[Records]
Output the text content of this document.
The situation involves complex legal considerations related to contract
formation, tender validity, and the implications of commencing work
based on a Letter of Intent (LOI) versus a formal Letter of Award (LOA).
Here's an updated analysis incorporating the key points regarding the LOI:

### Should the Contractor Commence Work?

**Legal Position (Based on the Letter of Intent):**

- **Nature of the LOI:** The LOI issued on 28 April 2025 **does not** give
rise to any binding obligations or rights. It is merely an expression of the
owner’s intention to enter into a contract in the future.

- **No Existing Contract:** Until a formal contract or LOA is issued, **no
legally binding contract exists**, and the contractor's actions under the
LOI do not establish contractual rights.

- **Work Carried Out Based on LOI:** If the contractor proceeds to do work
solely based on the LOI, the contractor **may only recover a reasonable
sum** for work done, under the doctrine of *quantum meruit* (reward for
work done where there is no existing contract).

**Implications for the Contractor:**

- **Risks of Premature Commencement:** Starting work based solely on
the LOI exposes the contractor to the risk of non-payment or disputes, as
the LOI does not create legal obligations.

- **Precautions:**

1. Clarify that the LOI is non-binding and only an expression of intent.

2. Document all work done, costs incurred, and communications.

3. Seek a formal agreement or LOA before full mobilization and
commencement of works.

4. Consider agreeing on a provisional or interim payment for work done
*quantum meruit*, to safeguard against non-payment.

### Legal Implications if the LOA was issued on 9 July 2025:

• Objective: The lines above should be duplicated exactly.

• Solution:
Output the text content of this document.
The situation involves complex legal considerations related to contract
formation, tender validity, and the implications of commencing work
based on a Letter of Intent (LOI) versus a formal Letter of Award (LOA).
Here's an updated analysis incorporating the key points regarding the LOI:

### Should the Contractor Commence Work?

**Legal Position (Based on the Letter of Intent):**

- **Nature of the LOI:** The LOI issued on 28 April 2025 **does not** give
rise to any binding obligations or rights. It is merely an expression of the
owner’s intention to enter into a contract in the future.

- **No Existing Contract:** Until a formal contract or LOA is issued, **no
legally binding contract exists**, and the contractor's actions under the
LOI do not establish contractual rights.

- **Work Carried Out Based on LOI:** If the contractor proceeds to do work
solely based on the LOI, the contractor **may only recover a reasonable
sum** for work done, under the doctrine of *quantum meruit* (reward for
work done where there is no existing contract).

**Implications for the Contractor:**

- **Risks of Premature Commencement:** Starting work based solely on
the LOI exposes the contractor to the risk of non-payment or disputes, as
the LOI does not create legal obligations.

- **Precautions:**

1. Clarify that the LOI is non-binding and only an expression of intent.

2. Document all work done, costs incurred, and communications.

3. Seek a formal agreement or LOA before full mobilization and
commencement of works.

4. Consider agreeing on a provisional or interim payment for work done
*quantum meruit*, to safeguard against non-payment.

### Legal Implications if the LOA was issued on 9 July 2025:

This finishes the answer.